Collection entries

>>

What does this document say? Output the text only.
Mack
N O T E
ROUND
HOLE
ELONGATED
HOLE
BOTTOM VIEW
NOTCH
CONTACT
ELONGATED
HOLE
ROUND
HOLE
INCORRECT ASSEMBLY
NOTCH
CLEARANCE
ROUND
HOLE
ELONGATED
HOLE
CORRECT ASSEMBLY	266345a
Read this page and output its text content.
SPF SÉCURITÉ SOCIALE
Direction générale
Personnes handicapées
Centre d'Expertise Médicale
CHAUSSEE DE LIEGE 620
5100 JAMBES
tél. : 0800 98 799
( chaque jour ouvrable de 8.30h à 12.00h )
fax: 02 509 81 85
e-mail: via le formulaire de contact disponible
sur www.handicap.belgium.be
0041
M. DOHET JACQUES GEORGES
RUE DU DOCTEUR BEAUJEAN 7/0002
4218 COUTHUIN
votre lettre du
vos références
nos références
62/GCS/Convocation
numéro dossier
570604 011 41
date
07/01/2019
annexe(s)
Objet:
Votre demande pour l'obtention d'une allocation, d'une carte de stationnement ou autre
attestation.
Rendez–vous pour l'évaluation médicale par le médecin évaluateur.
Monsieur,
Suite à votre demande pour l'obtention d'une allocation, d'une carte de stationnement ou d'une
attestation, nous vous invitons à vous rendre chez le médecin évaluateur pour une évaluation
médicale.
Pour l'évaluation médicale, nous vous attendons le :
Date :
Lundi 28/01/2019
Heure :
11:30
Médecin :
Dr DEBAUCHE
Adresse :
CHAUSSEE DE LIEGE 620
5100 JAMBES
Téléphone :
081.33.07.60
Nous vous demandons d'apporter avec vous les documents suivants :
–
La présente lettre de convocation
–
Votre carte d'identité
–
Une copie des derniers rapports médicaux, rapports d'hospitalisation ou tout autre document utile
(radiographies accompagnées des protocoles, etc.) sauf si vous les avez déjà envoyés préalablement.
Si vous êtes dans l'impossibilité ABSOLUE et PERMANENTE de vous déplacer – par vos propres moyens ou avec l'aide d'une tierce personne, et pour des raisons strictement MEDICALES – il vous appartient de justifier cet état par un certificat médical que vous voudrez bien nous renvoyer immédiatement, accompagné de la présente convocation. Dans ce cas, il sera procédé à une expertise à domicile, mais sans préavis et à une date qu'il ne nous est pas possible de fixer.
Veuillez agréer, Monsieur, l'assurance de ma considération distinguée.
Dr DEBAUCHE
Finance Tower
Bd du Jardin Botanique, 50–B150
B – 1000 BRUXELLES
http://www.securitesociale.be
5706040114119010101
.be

<<

Copy out every line with the word "allocation".

Votre demande pour l'obtention d'une allocation, d'une carte de stationnement ou autre
Suite à votre demande pour l'obtention d'une allocation, d'une carte de stationnement ou d'une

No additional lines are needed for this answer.